→ Exercise goal
Using the records provided below, locate and copy each line that contains the word "Solution".

→ Rows
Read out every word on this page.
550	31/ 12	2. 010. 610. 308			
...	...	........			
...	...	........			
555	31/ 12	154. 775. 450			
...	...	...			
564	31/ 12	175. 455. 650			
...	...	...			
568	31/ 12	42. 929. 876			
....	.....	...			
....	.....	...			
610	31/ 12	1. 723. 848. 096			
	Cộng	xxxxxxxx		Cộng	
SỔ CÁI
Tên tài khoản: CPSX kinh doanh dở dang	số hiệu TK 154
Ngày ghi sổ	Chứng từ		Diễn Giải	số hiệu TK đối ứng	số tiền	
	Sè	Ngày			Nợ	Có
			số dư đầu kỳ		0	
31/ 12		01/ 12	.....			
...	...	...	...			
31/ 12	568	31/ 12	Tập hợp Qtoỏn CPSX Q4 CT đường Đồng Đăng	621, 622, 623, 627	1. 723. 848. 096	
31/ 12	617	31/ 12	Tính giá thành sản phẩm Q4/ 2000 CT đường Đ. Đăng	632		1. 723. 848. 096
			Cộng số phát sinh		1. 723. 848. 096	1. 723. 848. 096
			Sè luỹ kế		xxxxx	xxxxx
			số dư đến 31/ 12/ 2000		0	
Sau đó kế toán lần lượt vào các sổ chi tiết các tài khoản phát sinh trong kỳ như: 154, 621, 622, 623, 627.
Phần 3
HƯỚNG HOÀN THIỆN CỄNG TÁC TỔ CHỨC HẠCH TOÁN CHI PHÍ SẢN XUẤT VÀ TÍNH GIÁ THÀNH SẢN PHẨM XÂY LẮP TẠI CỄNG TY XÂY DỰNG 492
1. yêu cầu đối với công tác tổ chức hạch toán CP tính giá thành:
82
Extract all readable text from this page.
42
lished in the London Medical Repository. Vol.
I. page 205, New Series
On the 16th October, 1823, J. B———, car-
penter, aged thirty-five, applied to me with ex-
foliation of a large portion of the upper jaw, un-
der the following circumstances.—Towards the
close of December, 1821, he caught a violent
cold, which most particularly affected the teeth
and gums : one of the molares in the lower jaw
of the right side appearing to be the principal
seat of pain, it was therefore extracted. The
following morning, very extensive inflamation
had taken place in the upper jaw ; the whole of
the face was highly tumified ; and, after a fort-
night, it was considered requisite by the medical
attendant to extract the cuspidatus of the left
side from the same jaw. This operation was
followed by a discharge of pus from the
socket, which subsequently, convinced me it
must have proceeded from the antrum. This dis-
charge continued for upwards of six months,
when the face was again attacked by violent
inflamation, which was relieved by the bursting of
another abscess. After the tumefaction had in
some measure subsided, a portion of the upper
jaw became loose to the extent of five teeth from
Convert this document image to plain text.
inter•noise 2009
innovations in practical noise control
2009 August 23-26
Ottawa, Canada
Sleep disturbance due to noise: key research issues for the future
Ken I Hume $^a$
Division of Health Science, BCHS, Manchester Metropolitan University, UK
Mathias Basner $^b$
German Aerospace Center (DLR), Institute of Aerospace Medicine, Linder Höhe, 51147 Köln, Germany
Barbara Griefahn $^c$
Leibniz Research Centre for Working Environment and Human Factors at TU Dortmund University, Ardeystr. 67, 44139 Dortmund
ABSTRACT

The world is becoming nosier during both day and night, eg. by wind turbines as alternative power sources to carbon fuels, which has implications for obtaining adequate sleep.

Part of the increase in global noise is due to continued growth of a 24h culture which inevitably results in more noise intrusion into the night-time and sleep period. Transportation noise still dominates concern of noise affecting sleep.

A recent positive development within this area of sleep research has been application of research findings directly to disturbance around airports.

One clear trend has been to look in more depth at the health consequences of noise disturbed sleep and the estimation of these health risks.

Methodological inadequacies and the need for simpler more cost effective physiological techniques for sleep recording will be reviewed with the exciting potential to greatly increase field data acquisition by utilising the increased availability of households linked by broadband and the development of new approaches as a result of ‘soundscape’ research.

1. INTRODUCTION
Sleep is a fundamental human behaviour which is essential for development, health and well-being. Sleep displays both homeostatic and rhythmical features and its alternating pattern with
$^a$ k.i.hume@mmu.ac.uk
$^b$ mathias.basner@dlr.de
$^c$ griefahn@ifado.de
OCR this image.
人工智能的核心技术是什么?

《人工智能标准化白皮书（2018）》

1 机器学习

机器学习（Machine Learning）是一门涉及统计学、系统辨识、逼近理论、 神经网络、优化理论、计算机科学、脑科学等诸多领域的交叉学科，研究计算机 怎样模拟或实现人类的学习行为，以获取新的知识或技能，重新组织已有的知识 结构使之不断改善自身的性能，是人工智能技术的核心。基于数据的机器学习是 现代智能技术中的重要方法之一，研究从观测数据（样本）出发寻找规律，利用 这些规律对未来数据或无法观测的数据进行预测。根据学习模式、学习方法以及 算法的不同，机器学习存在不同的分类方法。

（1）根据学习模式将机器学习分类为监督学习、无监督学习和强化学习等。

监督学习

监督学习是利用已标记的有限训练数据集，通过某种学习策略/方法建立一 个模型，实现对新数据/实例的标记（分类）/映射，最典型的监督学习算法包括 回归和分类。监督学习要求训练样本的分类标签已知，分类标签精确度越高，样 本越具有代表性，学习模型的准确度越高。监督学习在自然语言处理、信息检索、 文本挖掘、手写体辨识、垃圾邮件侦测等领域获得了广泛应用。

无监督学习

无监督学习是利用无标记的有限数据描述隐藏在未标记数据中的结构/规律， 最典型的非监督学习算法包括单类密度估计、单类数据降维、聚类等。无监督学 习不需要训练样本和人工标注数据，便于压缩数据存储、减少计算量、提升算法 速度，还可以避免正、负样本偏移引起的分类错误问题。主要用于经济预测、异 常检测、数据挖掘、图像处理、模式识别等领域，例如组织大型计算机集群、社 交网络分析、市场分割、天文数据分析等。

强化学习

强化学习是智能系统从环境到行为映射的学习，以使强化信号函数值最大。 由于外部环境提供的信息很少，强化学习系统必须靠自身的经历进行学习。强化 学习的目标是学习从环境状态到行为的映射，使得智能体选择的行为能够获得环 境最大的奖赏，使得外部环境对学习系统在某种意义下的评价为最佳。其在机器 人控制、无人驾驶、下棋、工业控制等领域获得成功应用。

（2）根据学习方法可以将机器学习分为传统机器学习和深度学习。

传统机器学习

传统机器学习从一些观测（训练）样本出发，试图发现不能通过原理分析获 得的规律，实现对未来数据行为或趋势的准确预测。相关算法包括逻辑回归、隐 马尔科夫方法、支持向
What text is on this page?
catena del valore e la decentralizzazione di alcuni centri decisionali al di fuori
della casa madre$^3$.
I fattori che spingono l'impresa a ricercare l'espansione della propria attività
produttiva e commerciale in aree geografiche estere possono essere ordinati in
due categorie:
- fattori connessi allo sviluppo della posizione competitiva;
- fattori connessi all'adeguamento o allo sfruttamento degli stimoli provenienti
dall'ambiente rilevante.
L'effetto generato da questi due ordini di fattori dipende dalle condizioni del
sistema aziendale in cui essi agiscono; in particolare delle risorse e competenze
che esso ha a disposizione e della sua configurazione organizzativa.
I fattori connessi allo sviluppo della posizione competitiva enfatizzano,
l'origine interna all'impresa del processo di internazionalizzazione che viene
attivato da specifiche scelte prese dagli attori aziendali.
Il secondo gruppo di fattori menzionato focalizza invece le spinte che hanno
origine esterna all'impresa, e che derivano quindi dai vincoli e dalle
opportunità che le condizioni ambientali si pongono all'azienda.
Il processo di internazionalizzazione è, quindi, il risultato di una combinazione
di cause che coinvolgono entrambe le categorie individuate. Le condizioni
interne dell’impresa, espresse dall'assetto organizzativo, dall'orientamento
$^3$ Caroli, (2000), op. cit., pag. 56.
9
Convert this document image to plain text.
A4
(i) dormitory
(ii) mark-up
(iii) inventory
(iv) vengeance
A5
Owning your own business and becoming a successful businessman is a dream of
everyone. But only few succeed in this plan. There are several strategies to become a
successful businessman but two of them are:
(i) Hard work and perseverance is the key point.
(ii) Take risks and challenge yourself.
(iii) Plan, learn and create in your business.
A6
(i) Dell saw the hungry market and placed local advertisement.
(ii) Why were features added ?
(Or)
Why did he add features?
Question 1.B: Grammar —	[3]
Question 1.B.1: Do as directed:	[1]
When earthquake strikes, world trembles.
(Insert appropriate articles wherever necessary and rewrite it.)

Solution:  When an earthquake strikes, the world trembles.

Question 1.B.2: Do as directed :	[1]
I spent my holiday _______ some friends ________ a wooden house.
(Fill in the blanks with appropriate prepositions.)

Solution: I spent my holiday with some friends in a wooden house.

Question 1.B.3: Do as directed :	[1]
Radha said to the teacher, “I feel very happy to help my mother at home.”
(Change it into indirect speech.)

→ Final result
Solution:  When an earthquake strikes, the world trembles.
Solution: I spent my holiday with some friends in a wooden house.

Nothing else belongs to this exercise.